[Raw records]
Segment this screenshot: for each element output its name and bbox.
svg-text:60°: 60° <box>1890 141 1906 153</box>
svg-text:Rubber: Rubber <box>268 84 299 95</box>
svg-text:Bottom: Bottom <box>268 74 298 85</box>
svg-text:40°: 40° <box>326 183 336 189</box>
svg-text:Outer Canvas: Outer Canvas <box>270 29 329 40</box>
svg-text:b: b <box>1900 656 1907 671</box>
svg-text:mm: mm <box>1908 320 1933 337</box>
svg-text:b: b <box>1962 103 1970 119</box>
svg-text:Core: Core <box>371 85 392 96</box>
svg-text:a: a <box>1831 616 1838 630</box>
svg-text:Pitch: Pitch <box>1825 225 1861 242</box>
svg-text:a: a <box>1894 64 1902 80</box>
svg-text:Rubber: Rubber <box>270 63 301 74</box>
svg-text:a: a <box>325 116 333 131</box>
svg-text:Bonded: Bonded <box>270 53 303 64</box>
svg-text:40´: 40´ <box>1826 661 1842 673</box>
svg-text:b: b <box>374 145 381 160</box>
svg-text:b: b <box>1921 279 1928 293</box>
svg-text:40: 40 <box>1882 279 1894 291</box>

» **Given request**
Count the lines above that contain the string "Rubber", treating uppercase and lowercase as different, and give only the number.

» **Answer in full**
2